→ **Goal**: Identify the lines that contain the word "transforms", then copy them.

→ **Data listing**:
==*==

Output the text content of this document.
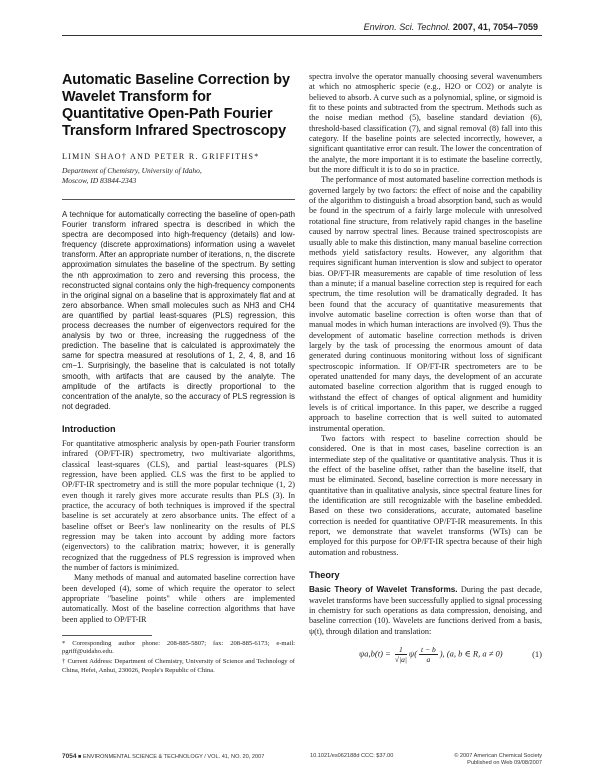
Environ. Sci. Technol. 2007, 41, 7054–7059
Automatic Baseline Correction by Wavelet Transform for Quantitative Open-Path Fourier Transform Infrared Spectroscopy

LIMIN SHAO† AND PETER R. GRIFFITHS*

Department of Chemistry, University of Idaho,
Moscow, ID 83844-2343

A technique for automatically correcting the baseline of open-path Fourier transform infrared spectra is described in which the spectra are decomposed into high-frequency (details) and low-frequency (discrete approximations) information using a wavelet transform. After an appropriate number of iterations, n, the discrete approximation simulates the baseline of the spectrum. By setting the nth approximation to zero and reversing this process, the reconstructed signal contains only the high-frequency components in the original signal on a baseline that is approximately flat and at zero absorbance. When small molecules such as NH3 and CH4 are quantified by partial least-squares (PLS) regression, this process decreases the number of eigenvectors required for the analysis by two or three, increasing the ruggedness of the prediction. The baseline that is calculated is approximately the same for spectra measured at resolutions of 1, 2, 4, 8, and 16 cm−1. Surprisingly, the baseline that is calculated is not totally smooth, with artifacts that are caused by the analyte. The amplitude of the artifacts is directly proportional to the concentration of the analyte, so the accuracy of PLS regression is not degraded.

Introduction

For quantitative atmospheric analysis by open-path Fourier transform infrared (OP/FT-IR) spectrometry, two multivariate algorithms, classical least-squares (CLS), and partial least-squares (PLS) regression, have been applied. CLS was the first to be applied to OP/FT-IR spectrometry and is still the more popular technique (1, 2) even though it rarely gives more accurate results than PLS (3). In practice, the accuracy of both techniques is improved if the spectral baseline is set accurately at zero absorbance units. The effect of a baseline offset or Beer's law nonlinearity on the results of PLS regression may be taken into account by adding more factors (eigenvectors) to the calibration matrix; however, it is generally recognized that the ruggedness of PLS regression is improved when the number of factors is minimized.

Many methods of manual and automated baseline correction have been developed (4), some of which require the operator to select appropriate "baseline points" while others are implemented automatically. Most of the baseline correction algorithms that have been applied to OP/FT-IR

* Corresponding author phone: 208-885-5807; fax: 208-885-6173; e-mail: pgriff@uidaho.edu.

† Current Address: Department of Chemistry, University of Science and Technology of China, Hefei, Anhui, 230026, People's Republic of China.

spectra involve the operator manually choosing several wavenumbers at which no atmospheric specie (e.g., H2O or CO2) or analyte is believed to absorb. A curve such as a polynomial, spline, or sigmoid is fit to these points and subtracted from the spectrum. Methods such as the noise median method (5), baseline standard deviation (6), threshold-based classification (7), and signal removal (8) fall into this category. If the baseline points are selected incorrectly, however, a significant quantitative error can result. The lower the concentration of the analyte, the more important it is to estimate the baseline correctly, but the more difficult it is to do so in practice.

The performance of most automated baseline correction methods is governed largely by two factors: the effect of noise and the capability of the algorithm to distinguish a broad absorption band, such as would be found in the spectrum of a fairly large molecule with unresolved rotational fine structure, from relatively rapid changes in the baseline caused by narrow spectral lines. Because trained spectroscopists are usually able to make this distinction, many manual baseline correction methods yield satisfactory results. However, any algorithm that requires significant human intervention is slow and subject to operator bias. OP/FT-IR measurements are capable of time resolution of less than a minute; if a manual baseline correction step is required for each spectrum, the time resolution will be dramatically degraded. It has been found that the accuracy of quantitative measurements that involve automatic baseline correction is often worse than that of manual modes in which human interactions are involved (9). Thus the development of automatic baseline correction methods is driven largely by the task of processing the enormous amount of data generated during continuous monitoring without loss of significant spectroscopic information. If OP/FT-IR spectrometers are to be operated unattended for many days, the development of an accurate automated baseline correction algorithm that is rugged enough to withstand the effect of changes of optical alignment and humidity levels is of critical importance. In this paper, we describe a rugged approach to baseline correction that is well suited to automated instrumental operation.

Two factors with respect to baseline correction should be considered. One is that in most cases, baseline correction is an intermediate step of the qualitative or quantitative analysis. Thus it is the effect of the baseline offset, rather than the baseline itself, that must be eliminated. Second, baseline correction is more necessary in quantitative than in qualitative analysis, since spectral feature lines for the identification are still recognizable with the baseline embedded. Based on these two considerations, accurate, automated baseline correction is needed for quantitative OP/FT-IR measurements. In this report, we demonstrate that wavelet transforms (WTs) can be employed for this purpose for OP/FT-IR spectra because of their high automation and robustness.

Theory

Basic Theory of Wavelet Transforms. During the past decade, wavelet transforms have been successfully applied to signal processing in chemistry for such operations as data compression, denoising, and baseline correction (10). Wavelets are functions derived from a basis, ψ(t), through dilation and translation:

$\psi a,b(t) = \frac{1}{√|a|} \psi( \frac{t - b}{a}$ ), (a, b ∈ R, a ≠ 0)	(1)
7054 ■ ENVIRONMENTAL SCIENCE & TECHNOLOGY / VOL. 41, NO. 20, 2007	10.1021/es062188d CCC: $37.00	© 2007 American Chemical Society
Published on Web 09/08/2007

==*==

→ **Solution for this problem**:
Two factors with respect to baseline correction should be considered. One is that in most cases, baseline correction is an intermediate step of the qualitative or quantitative analysis. Thus it is the effect of the baseline offset, rather than the baseline itself, that must be eliminated. Second, baseline correction is more necessary in quantitative than in qualitative analysis, since spectral feature lines for the identification are still recognizable with the baseline embedded. Based on these two considerations, accurate, automated baseline correction is needed for quantitative OP/FT-IR measurements. In this report, we demonstrate that wavelet transforms (WTs) can be employed for this purpose for OP/FT-IR spectra because of their high automation and robustness.
Basic Theory of Wavelet Transforms. During the past decade, wavelet transforms have been successfully applied to signal processing in chemistry for such operations as data compression, denoising, and baseline correction (10). Wavelets are functions derived from a basis, ψ(t), through dilation and translation:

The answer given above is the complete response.